> [WHAT YOU WILL DO]: Omit the pictures, then write out every entry exactly as it reads.

** begin RECORD LIST **

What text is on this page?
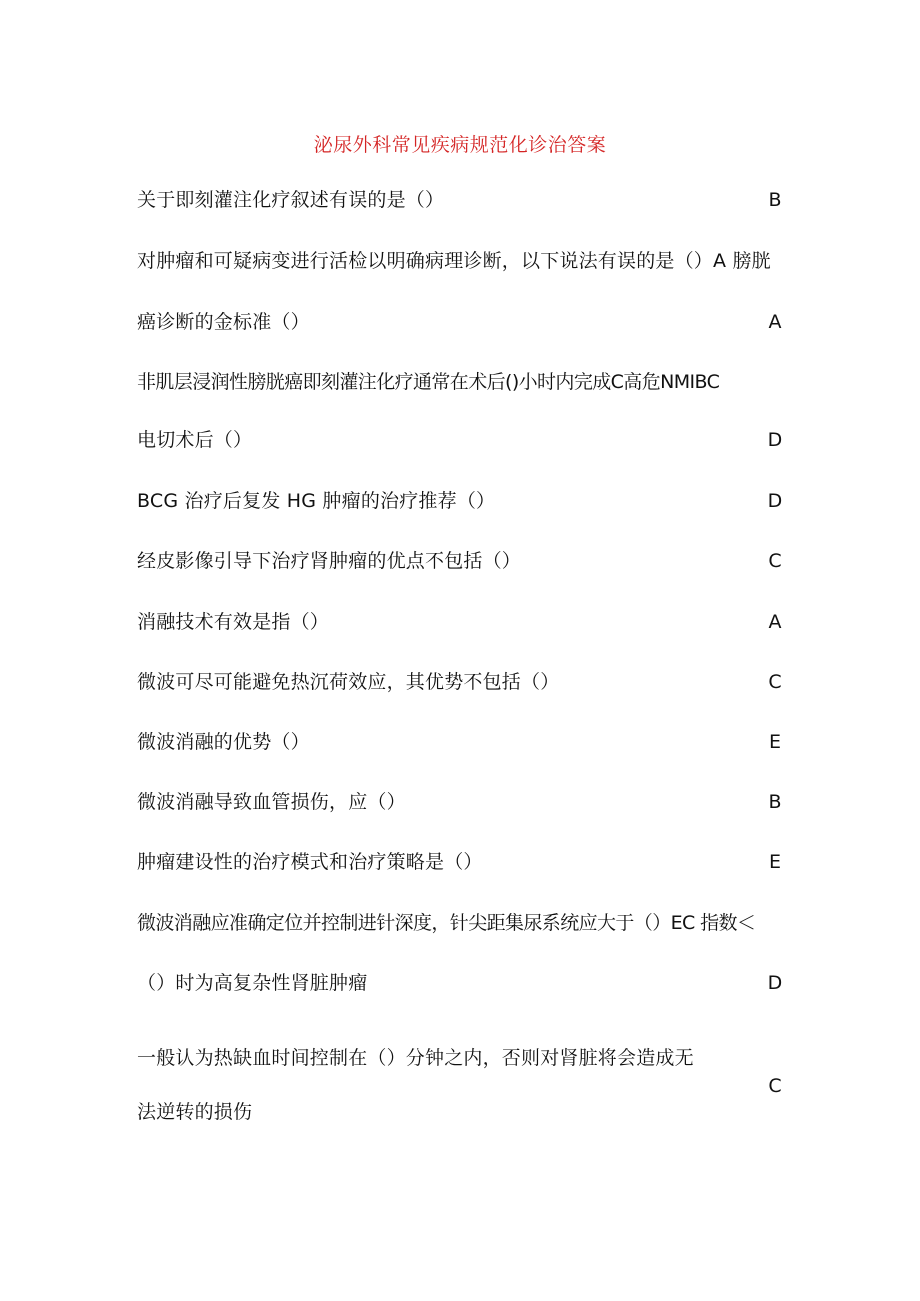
泌尿外科常见疾病规范化诊治答案
关于即刻灌注化疗叙述有误的是（）	B
对肿瘤和可疑病变进行活检以明确病理诊断，以下说法有误的是（）A 膀胱
癌诊断的金标准（）	A
非肌层浸润性膀胱癌即刻灌注化疗通常在术后()小时内完成C高危NMIBC
电切术后（）	D
BCG 治疗后复发 HG 肿瘤的治疗推荐（）	D
经皮影像引导下治疗肾肿瘤的优点不包括（）	C
消融技术有效是指（）	A
微波可尽可能避免热沉荷效应，其优势不包括（）	C
微波消融的优势（）	E
微波消融导致血管损伤，应（）	B
肿瘤建设性的治疗模式和治疗策略是（）	E
微波消融应准确定位并控制进针深度，针尖距集尿系统应大于（）EC 指数＜
（）时为高复杂性肾脏肿瘤	D
一般认为热缺血时间控制在（）分钟之内，否则对肾脏将会造成无
法逆转的损伤
C
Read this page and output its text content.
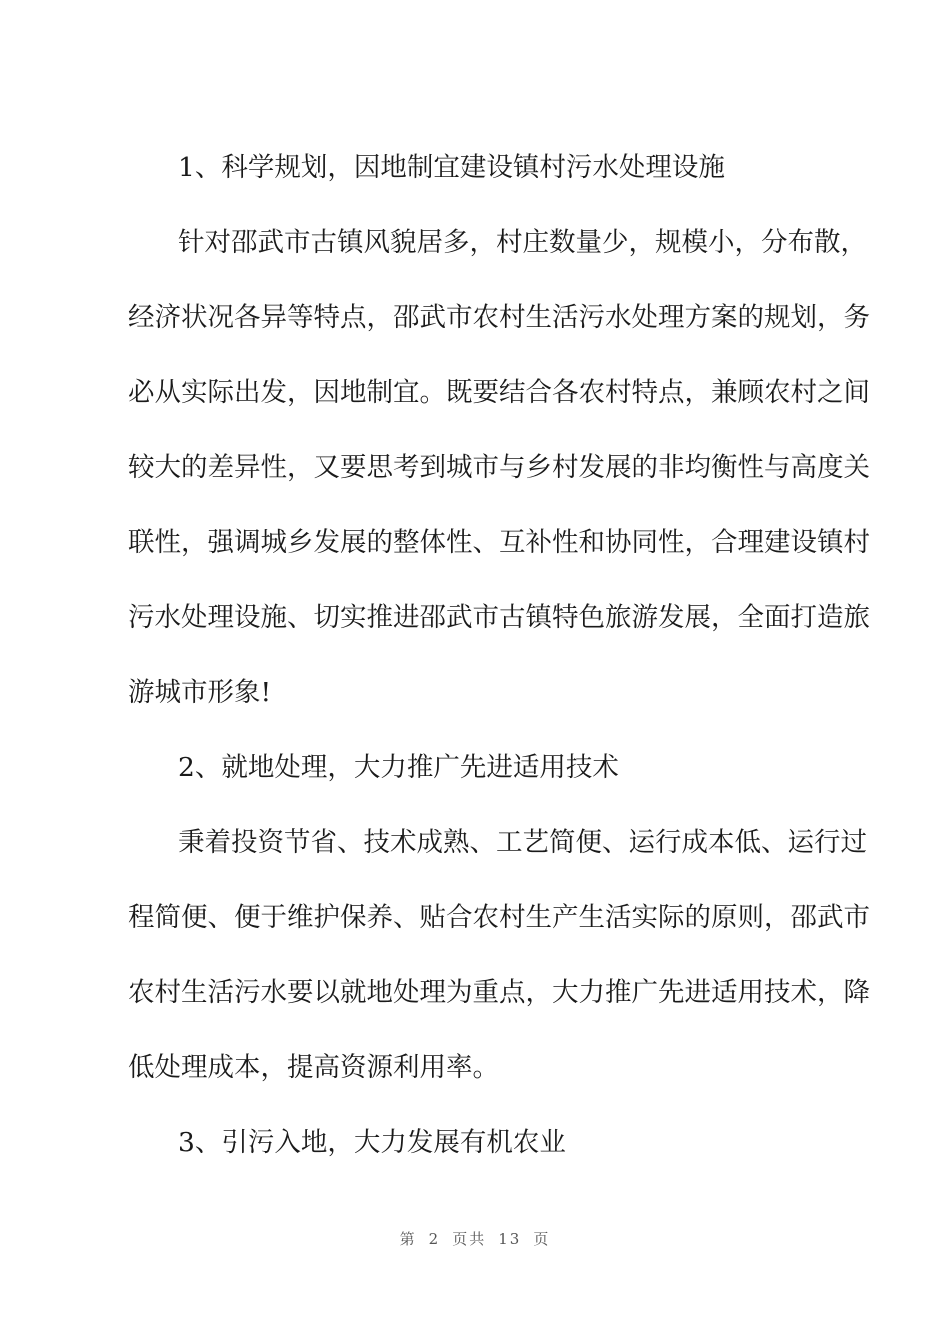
1、科学规划，因地制宜建设镇村污水处理设施
针对邵武市古镇风貌居多，村庄数量少，规模小，分布散，
经济状况各异等特点，邵武市农村生活污水处理方案的规划，务
必从实际出发，因地制宜。既要结合各农村特点，兼顾农村之间
较大的差异性，又要思考到城市与乡村发展的非均衡性与高度关
联性，强调城乡发展的整体性、互补性和协同性，合理建设镇村
污水处理设施、切实推进邵武市古镇特色旅游发展，全面打造旅
游城市形象!
2、就地处理，大力推广先进适用技术
秉着投资节省、技术成熟、工艺简便、运行成本低、运行过
程简便、便于维护保养、贴合农村生产生活实际的原则，邵武市
农村生活污水要以就地处理为重点，大力推广先进适用技术，降
低处理成本，提高资源利用率。
3、引污入地，大力发展有机农业
第 2 页共 13 页
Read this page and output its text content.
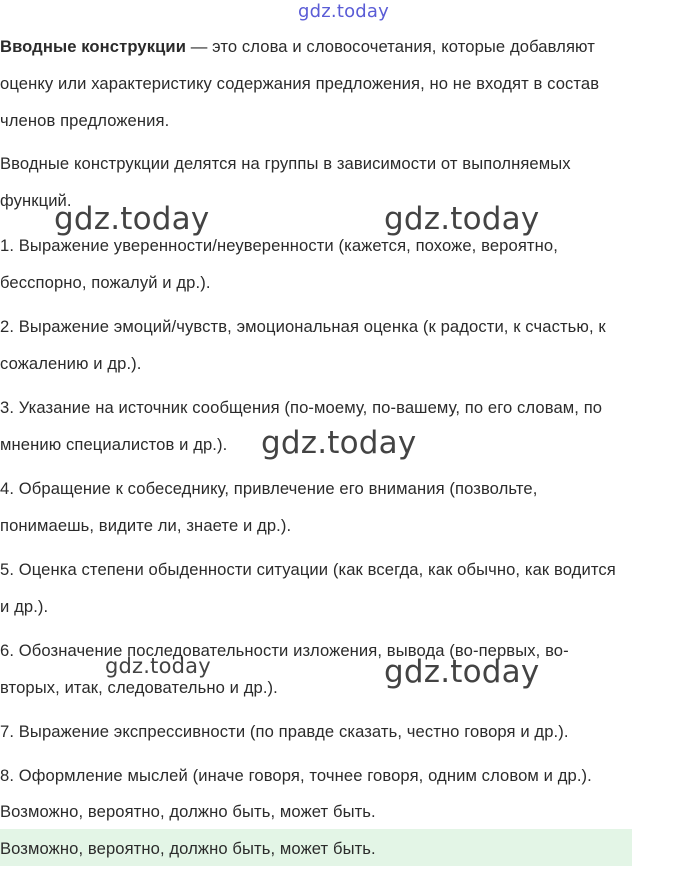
gdz.today
Вводные конструкции — это слова и словосочетания, которые добавляют
оценку или характеристику содержания предложения, но не входят в состав
членов предложения.
Вводные конструкции делятся на группы в зависимости от выполняемых
функций.
1. Выражение уверенности/неуверенности (кажется, похоже, вероятно,
бесспорно, пожалуй и др.).
2. Выражение эмоций/чувств, эмоциональная оценка (к радости, к счастью, к
сожалению и др.).
3. Указание на источник сообщения (по-моему, по-вашему, по его словам, по
мнению специалистов и др.).
4. Обращение к собеседнику, привлечение его внимания (позвольте,
понимаешь, видите ли, знаете и др.).
5. Оценка степени обыденности ситуации (как всегда, как обычно, как водится
и др.).
6. Обозначение последовательности изложения, вывода (во-первых, во-
вторых, итак, следовательно и др.).
7. Выражение экспрессивности (по правде сказать, честно говоря и др.).
8. Оформление мыслей (иначе говоря, точнее говоря, одним словом и др.).
Возможно, вероятно, должно быть, может быть.
Возможно, вероятно, должно быть, может быть.
gdz.today	gdz.today
gdz.today
gdz.today	gdz.today
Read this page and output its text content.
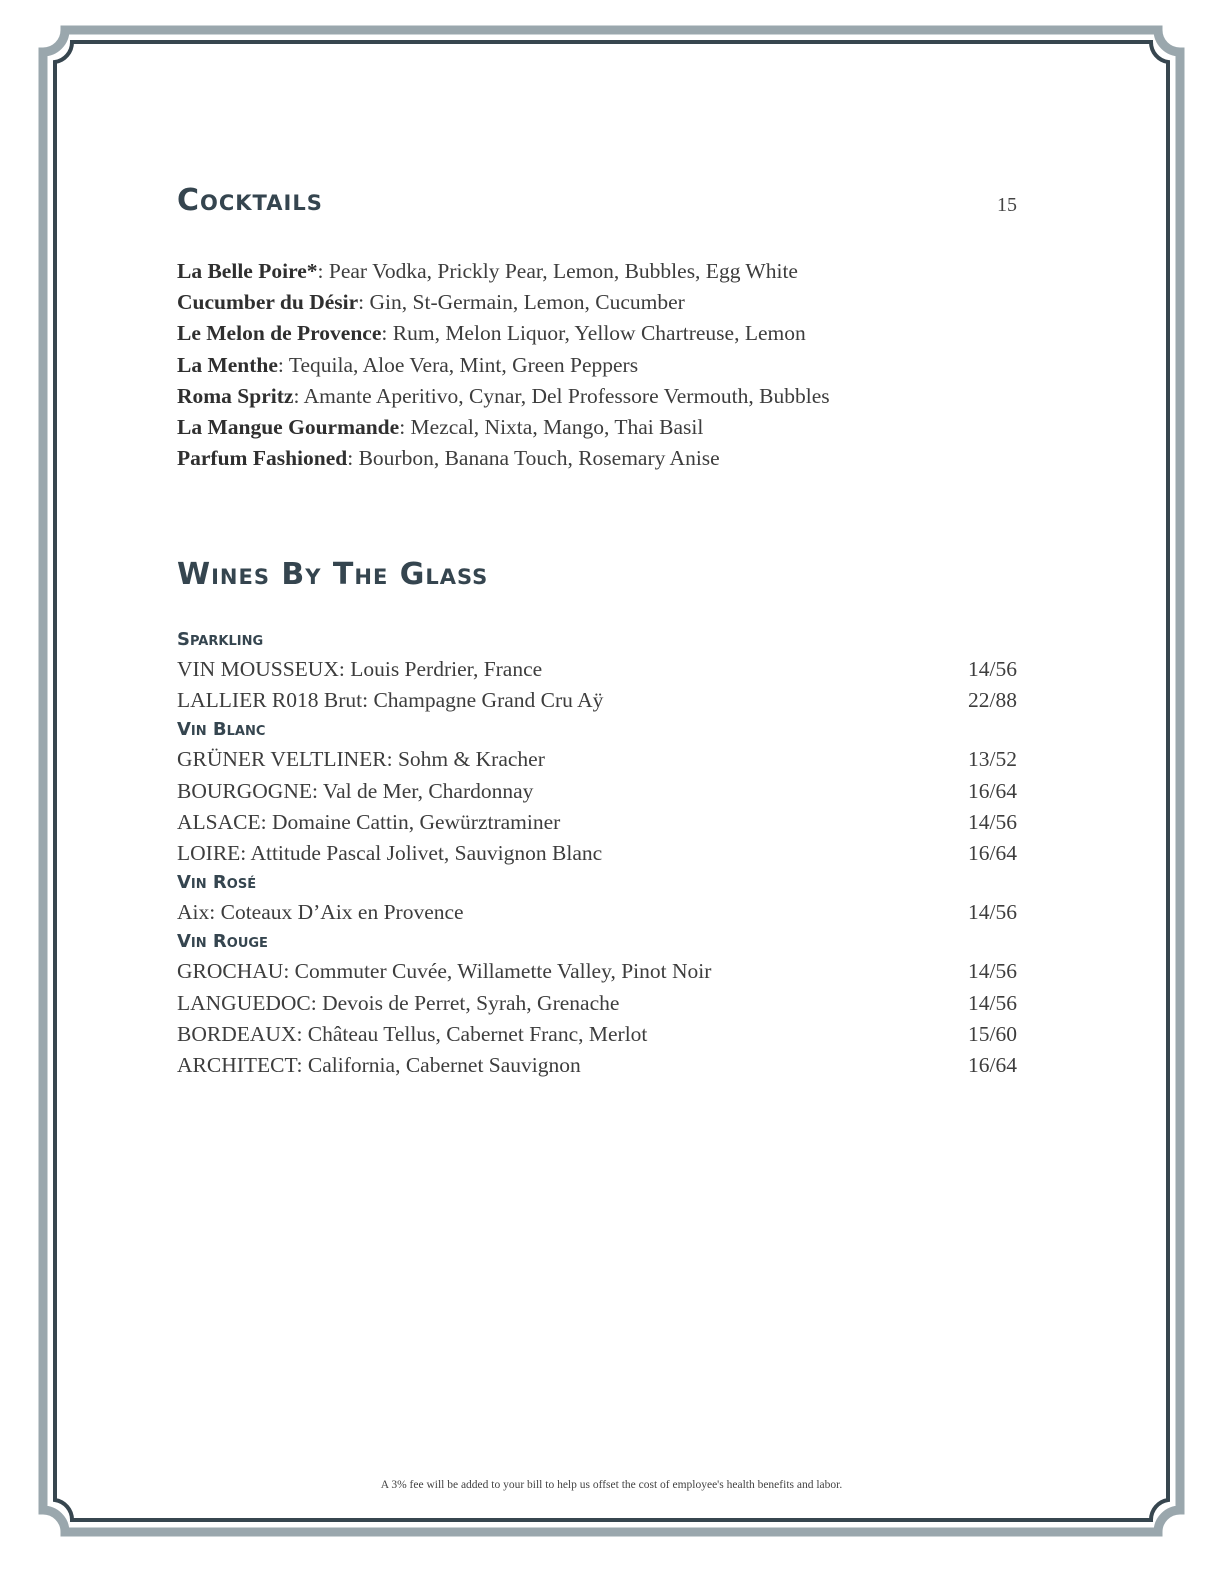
Cocktails	15
La Belle Poire*: Pear Vodka, Prickly Pear, Lemon, Bubbles, Egg White
Cucumber du Désir: Gin, St-Germain, Lemon, Cucumber
Le Melon de Provence: Rum, Melon Liquor, Yellow Chartreuse, Lemon
La Menthe: Tequila, Aloe Vera, Mint, Green Peppers
Roma Spritz: Amante Aperitivo, Cynar, Del Professore Vermouth, Bubbles
La Mangue Gourmande: Mezcal, Nixta, Mango, Thai Basil
Parfum Fashioned: Bourbon, Banana Touch, Rosemary Anise
Wines By The Glass
Sparkling
VIN MOUSSEUX: Louis Perdrier, France	14/56
LALLIER R018 Brut: Champagne Grand Cru Aÿ	22/88
Vin Blanc
GRÜNER VELTLINER: Sohm & Kracher	13/52
BOURGOGNE: Val de Mer, Chardonnay	16/64
ALSACE: Domaine Cattin, Gewürztraminer	14/56
LOIRE: Attitude Pascal Jolivet, Sauvignon Blanc	16/64
Vin Rosé
Aix: Coteaux D’Aix en Provence	14/56
Vin Rouge
GROCHAU: Commuter Cuvée, Willamette Valley, Pinot Noir	14/56
LANGUEDOC: Devois de Perret, Syrah, Grenache	14/56
BORDEAUX: Château Tellus, Cabernet Franc, Merlot	15/60
ARCHITECT: California, Cabernet Sauvignon	16/64
A 3% fee will be added to your bill to help us offset the cost of employee's health benefits and labor.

** end RECORD LIST **

> [TASK RESULT]:
What text is on this page?
泌尿外科常见疾病规范化诊治答案
关于即刻灌注化疗叙述有误的是（）	B
对肿瘤和可疑病变进行活检以明确病理诊断，以下说法有误的是（）A 膀胱
癌诊断的金标准（）	A
非肌层浸润性膀胱癌即刻灌注化疗通常在术后()小时内完成C高危NMIBC
电切术后（）	D
BCG 治疗后复发 HG 肿瘤的治疗推荐（）	D
经皮影像引导下治疗肾肿瘤的优点不包括（）	C
消融技术有效是指（）	A
微波可尽可能避免热沉荷效应，其优势不包括（）	C
微波消融的优势（）	E
微波消融导致血管损伤，应（）	B
肿瘤建设性的治疗模式和治疗策略是（）	E
微波消融应准确定位并控制进针深度，针尖距集尿系统应大于（）EC 指数＜
（）时为高复杂性肾脏肿瘤	D
一般认为热缺血时间控制在（）分钟之内，否则对肾脏将会造成无
法逆转的损伤
C
Read this page and output its text content.
1、科学规划，因地制宜建设镇村污水处理设施
针对邵武市古镇风貌居多，村庄数量少，规模小，分布散，
经济状况各异等特点，邵武市农村生活污水处理方案的规划，务
必从实际出发，因地制宜。既要结合各农村特点，兼顾农村之间
较大的差异性，又要思考到城市与乡村发展的非均衡性与高度关
联性，强调城乡发展的整体性、互补性和协同性，合理建设镇村
污水处理设施、切实推进邵武市古镇特色旅游发展，全面打造旅
游城市形象!
2、就地处理，大力推广先进适用技术
秉着投资节省、技术成熟、工艺简便、运行成本低、运行过
程简便、便于维护保养、贴合农村生产生活实际的原则，邵武市
农村生活污水要以就地处理为重点，大力推广先进适用技术，降
低处理成本，提高资源利用率。
3、引污入地，大力发展有机农业
第 2 页共 13 页
Read this page and output its text content.
gdz.today
Вводные конструкции — это слова и словосочетания, которые добавляют
оценку или характеристику содержания предложения, но не входят в состав
членов предложения.
Вводные конструкции делятся на группы в зависимости от выполняемых
функций.
1. Выражение уверенности/неуверенности (кажется, похоже, вероятно,
бесспорно, пожалуй и др.).
2. Выражение эмоций/чувств, эмоциональная оценка (к радости, к счастью, к
сожалению и др.).
3. Указание на источник сообщения (по-моему, по-вашему, по его словам, по
мнению специалистов и др.).
4. Обращение к собеседнику, привлечение его внимания (позвольте,
понимаешь, видите ли, знаете и др.).
5. Оценка степени обыденности ситуации (как всегда, как обычно, как водится
и др.).
6. Обозначение последовательности изложения, вывода (во-первых, во-
вторых, итак, следовательно и др.).
7. Выражение экспрессивности (по правде сказать, честно говоря и др.).
8. Оформление мыслей (иначе говоря, точнее говоря, одним словом и др.).
Возможно, вероятно, должно быть, может быть.
Возможно, вероятно, должно быть, может быть.
gdz.today	gdz.today
gdz.today
gdz.today	gdz.today
Read this page and output its text content.
Cocktails	15
La Belle Poire*: Pear Vodka, Prickly Pear, Lemon, Bubbles, Egg White
Cucumber du Désir: Gin, St-Germain, Lemon, Cucumber
Le Melon de Provence: Rum, Melon Liquor, Yellow Chartreuse, Lemon
La Menthe: Tequila, Aloe Vera, Mint, Green Peppers
Roma Spritz: Amante Aperitivo, Cynar, Del Professore Vermouth, Bubbles
La Mangue Gourmande: Mezcal, Nixta, Mango, Thai Basil
Parfum Fashioned: Bourbon, Banana Touch, Rosemary Anise
Wines By The Glass
Sparkling
VIN MOUSSEUX: Louis Perdrier, France	14/56
LALLIER R018 Brut: Champagne Grand Cru Aÿ	22/88
Vin Blanc
GRÜNER VELTLINER: Sohm & Kracher	13/52
BOURGOGNE: Val de Mer, Chardonnay	16/64
ALSACE: Domaine Cattin, Gewürztraminer	14/56
LOIRE: Attitude Pascal Jolivet, Sauvignon Blanc	16/64
Vin Rosé
Aix: Coteaux D’Aix en Provence	14/56
Vin Rouge
GROCHAU: Commuter Cuvée, Willamette Valley, Pinot Noir	14/56
LANGUEDOC: Devois de Perret, Syrah, Grenache	14/56
BORDEAUX: Château Tellus, Cabernet Franc, Merlot	15/60
ARCHITECT: California, Cabernet Sauvignon	16/64
A 3% fee will be added to your bill to help us offset the cost of employee's health benefits and labor.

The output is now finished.